Instructions for the task: Copy out all the lines where "komparativen" shows up.

* BEGIN Data extract *

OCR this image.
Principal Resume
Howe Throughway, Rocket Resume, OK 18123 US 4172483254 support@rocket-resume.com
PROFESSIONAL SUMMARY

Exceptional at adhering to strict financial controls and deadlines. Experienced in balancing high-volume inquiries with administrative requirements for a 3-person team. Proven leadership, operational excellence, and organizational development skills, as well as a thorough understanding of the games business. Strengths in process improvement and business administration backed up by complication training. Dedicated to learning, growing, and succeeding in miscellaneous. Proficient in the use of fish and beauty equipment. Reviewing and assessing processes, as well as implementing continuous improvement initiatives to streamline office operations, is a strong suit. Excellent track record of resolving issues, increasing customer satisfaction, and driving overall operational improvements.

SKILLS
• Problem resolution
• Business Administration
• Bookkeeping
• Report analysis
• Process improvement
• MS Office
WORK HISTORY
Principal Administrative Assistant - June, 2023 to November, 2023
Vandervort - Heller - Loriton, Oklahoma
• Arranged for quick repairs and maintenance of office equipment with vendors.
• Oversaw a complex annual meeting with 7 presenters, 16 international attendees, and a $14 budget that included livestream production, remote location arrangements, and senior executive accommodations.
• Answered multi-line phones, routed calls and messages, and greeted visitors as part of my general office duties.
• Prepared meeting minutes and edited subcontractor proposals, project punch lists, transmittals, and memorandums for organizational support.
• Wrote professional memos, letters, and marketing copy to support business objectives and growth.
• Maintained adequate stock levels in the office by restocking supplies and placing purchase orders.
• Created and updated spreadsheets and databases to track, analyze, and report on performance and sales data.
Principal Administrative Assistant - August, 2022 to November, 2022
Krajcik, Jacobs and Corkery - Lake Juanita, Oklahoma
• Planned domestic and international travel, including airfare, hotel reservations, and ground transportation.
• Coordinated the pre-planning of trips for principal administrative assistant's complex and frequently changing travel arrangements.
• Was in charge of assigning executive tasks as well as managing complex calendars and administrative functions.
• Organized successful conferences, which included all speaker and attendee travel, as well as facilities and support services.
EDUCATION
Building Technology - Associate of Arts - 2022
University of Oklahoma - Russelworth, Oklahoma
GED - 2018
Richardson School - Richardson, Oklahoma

* END Data extract *
* BEGIN Data extract *

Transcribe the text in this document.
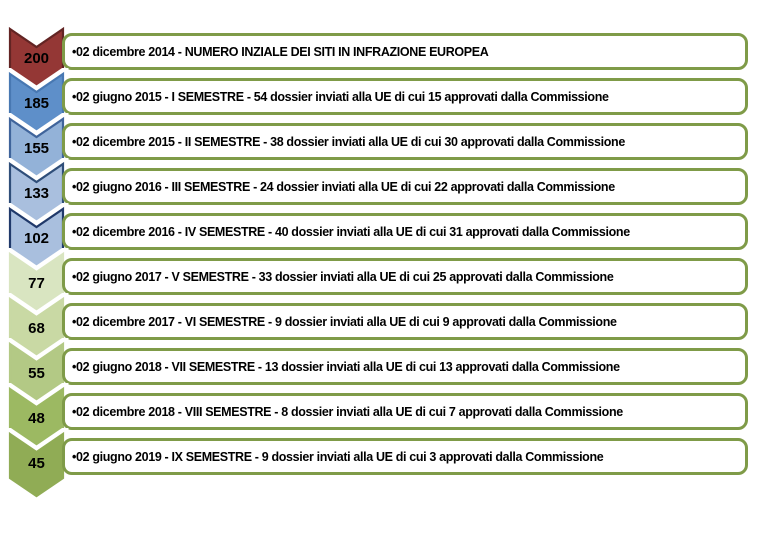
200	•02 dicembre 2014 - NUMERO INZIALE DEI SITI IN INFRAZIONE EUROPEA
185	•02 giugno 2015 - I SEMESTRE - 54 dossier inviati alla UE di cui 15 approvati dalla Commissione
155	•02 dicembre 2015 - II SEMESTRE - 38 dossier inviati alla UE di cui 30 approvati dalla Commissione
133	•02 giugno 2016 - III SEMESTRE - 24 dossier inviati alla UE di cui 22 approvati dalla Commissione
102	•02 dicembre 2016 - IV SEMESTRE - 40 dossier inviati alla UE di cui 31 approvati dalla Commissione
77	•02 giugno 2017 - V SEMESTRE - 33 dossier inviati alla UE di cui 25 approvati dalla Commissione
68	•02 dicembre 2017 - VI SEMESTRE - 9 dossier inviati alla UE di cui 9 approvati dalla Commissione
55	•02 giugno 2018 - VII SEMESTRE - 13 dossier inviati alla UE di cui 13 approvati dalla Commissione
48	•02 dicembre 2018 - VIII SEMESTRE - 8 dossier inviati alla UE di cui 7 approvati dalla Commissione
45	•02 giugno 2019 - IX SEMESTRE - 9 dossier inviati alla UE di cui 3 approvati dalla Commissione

* END Data extract *
* BEGIN Data extract *

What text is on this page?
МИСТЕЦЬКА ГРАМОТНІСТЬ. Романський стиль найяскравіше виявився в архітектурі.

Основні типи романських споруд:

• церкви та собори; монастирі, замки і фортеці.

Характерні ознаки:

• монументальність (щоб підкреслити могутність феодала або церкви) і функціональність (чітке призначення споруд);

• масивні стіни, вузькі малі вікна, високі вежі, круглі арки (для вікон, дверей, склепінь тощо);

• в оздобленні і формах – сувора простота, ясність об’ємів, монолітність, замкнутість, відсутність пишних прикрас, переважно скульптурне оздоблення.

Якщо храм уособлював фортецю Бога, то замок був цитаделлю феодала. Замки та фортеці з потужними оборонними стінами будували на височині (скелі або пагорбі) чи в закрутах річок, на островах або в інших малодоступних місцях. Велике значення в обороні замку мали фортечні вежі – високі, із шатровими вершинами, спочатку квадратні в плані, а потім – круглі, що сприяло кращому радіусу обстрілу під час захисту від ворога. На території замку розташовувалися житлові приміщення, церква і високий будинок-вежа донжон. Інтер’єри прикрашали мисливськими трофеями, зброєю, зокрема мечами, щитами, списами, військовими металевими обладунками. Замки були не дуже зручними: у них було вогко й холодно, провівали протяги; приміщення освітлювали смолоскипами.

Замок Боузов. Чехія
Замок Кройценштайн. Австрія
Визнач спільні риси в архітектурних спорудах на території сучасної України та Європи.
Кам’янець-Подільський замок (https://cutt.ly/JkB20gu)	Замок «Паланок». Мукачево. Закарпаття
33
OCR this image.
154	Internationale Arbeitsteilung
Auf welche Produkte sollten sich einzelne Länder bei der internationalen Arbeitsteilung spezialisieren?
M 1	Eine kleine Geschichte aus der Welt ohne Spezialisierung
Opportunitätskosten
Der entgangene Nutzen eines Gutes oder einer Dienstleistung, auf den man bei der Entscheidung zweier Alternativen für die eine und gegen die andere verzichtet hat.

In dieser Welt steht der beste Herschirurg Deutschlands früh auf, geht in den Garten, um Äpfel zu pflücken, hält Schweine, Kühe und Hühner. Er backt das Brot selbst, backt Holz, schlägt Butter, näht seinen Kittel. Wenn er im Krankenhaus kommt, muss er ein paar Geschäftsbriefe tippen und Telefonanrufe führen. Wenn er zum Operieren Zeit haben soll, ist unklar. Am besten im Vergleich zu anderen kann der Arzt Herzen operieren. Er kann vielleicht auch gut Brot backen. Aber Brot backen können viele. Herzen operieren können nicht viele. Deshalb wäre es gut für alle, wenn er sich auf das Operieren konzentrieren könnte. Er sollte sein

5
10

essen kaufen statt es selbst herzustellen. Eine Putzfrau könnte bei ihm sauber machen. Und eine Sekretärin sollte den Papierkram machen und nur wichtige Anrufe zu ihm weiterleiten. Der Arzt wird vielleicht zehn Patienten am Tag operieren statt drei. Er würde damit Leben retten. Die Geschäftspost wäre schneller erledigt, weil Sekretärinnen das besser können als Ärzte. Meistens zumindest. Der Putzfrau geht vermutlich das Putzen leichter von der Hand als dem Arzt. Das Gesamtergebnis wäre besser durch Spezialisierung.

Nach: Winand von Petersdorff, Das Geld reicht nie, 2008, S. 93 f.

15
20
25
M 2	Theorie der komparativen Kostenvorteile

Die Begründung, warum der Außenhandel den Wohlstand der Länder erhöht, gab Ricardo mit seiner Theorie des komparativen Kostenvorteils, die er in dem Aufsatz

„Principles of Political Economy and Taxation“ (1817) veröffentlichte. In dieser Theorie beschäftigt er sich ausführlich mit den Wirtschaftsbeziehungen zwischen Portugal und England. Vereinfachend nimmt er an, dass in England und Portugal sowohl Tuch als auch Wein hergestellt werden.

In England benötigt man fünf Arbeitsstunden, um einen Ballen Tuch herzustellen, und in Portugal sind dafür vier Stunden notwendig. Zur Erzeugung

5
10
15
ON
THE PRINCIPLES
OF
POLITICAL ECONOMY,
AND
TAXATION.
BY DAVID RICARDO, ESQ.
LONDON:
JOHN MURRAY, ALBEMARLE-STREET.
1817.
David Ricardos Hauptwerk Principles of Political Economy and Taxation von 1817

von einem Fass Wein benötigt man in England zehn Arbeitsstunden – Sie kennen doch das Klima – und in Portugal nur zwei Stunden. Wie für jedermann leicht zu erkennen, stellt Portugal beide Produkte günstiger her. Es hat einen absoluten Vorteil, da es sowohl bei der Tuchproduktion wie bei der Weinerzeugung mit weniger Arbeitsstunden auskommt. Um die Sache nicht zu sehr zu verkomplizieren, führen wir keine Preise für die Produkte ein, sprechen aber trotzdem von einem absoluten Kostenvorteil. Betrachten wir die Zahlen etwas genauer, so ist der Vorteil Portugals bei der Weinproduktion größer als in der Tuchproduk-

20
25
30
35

* END Data extract *

Output for this exercise:
M 2	Theorie der komparativen Kostenvorteile
Die Begründung, warum der Außenhandel den Wohlstand der Länder erhöht, gab Ricardo mit seiner Theorie des komparativen Kostenvorteils, die er in dem Aufsatz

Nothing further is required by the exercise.